====== Extract ======

Earlier this month, July 2015, I came across a neat shoebox Shocker on ebay.
I occasionally browse shoebox Shockers on ebay, looking for early Pneuventures guns, such as the Cyber 9K. There are usually a pretty large variety of later splash patterned Smart Parts guns listed, but I’d never end up pulling the trigger on any purchases.
But one unique Shocker stood out. At first I noticed the L stock on it and then started looking at the other modifications. Reading the description, the seller, Anthony Granata, states, “My Buddy used to play for Smart Parts and Designed the G-Max Shocker. He did a lot of custom work on my gear.”
Although the name wasn’t specifically mentioned, it was obvious that the work on this shoebox Shocker was done by Garett Maxwell, who played for the CCM Factory Team, the All Americans (or Philly Americans?) and Dynasty. After speaking with the Granata, the seller, I learned that both he and Maxwell also played together on the 5 man team, Blind Fury, based out of Northern California Adventure Games in Anderson, California.
Looking at Anthony’s location I saw he was in Northridge, about 25 miles North West of Los Angeles. So I asked Anthony if he would be willing to meet up and record a video if I won his auction. About a week later we met up and Anthony explained his paintball history, playing in Northern California.
He starts off the video explaining that the “4×4 Shocker [was] modified by [his] friend in Highschool, Garett Maxwell.”
Granata met Maxwell in about 5th grade, in the early 90s, when they became neighbors in Cottonwood, California, which is near Redding.
Anthony recalls, “We started playing [paintball] in the trails down by the house with whatever we could get out hands on.”
They started off with pump pistols and later moving to Tippmanns and then Autocockers.
In the video, Anthony goes on to tell a bunch of neat stories about his friendship with Garett Maxwell and early projects that that were completed out of the machine shop in Maxwell’s grandfather’s garage, located in Redding.
One project Anthony describes was the conversion of his Autococker to a Sniper.
Granata remembers how they decided to compete in a pump tournament with their five man team, Blind Fury, and but he didn’t own a pump. They went to Maxwell’s grandfather’s shop and Garett made Anthony a pump kit out of wood and misc pieces.
In the video, Anthony also recalls Garett’s senior project. He explains, “[For Garett’s] senior project, in high school, he milled an Autococker from scratch.”
It’s hard to say exactly what piece Maxwell fabricated but according to Anthony he made the body and possibly the receiver as well. This could have been the start of the G-Max 86 frame? But that would have likely been too early.

====== Given data ======

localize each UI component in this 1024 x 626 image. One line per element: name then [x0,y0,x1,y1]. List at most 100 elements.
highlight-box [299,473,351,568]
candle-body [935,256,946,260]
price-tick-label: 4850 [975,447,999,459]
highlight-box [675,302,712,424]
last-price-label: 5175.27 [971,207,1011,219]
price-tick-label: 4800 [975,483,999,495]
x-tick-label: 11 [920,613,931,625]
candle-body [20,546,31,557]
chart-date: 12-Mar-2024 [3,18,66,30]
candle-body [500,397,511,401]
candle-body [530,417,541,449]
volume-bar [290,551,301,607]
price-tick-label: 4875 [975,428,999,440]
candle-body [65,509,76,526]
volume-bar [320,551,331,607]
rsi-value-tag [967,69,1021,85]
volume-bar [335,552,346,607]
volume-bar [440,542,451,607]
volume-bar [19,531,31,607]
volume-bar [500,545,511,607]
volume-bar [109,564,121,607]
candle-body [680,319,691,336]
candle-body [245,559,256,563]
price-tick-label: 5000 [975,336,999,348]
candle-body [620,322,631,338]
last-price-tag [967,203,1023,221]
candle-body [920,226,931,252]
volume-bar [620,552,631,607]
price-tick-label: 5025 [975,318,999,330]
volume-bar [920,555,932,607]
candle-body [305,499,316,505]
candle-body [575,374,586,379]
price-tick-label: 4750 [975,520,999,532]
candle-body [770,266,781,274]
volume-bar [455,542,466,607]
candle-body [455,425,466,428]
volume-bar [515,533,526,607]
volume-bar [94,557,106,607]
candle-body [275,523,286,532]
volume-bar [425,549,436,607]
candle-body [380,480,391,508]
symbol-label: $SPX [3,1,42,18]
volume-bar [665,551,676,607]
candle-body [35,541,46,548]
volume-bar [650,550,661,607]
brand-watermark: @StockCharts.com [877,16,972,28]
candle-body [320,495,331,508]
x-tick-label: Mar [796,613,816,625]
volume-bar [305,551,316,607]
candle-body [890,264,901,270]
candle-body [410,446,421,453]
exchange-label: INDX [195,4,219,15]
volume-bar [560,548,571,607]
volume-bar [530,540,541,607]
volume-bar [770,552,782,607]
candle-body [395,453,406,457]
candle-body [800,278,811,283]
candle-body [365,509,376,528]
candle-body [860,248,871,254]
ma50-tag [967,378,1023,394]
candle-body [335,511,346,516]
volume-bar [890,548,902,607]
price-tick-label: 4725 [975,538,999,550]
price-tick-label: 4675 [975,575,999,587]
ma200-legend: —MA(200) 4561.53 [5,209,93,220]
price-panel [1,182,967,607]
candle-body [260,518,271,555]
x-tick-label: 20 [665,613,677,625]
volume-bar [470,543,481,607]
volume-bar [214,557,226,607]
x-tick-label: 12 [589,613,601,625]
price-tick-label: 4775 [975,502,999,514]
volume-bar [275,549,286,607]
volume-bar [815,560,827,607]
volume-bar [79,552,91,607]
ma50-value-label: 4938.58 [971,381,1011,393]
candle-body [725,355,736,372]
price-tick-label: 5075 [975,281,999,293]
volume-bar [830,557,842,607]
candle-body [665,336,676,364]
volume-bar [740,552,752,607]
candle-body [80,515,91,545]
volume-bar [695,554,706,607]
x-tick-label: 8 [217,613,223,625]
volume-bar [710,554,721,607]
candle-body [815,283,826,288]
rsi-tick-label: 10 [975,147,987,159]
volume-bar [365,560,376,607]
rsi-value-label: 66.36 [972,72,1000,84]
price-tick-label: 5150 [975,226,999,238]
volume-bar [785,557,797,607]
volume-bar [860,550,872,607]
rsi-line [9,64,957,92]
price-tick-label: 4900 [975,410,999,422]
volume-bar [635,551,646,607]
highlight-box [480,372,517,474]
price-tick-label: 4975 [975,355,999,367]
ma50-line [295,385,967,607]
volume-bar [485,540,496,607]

======

◆ Short task ◆
Decide whether each statement agrees with the Shocker article above, answering yes or no and quoting the exact words of the article that settle it. 1. Granata and Maxwell became neighbors in Cottonwood, California. 2. Anthony already owned a pump gun when the team entered the pump tournament. 3. The machine shop in Maxwell's grandfather's garage was located in Anderson.

◆ Exercise result ◆
1. Yes: "when they became neighbors in Cottonwood, California, which is near Redding."
2. No: "but he didn’t own a pump."
3. No: "the machine shop in Maxwell’s grandfather’s garage, located in Redding."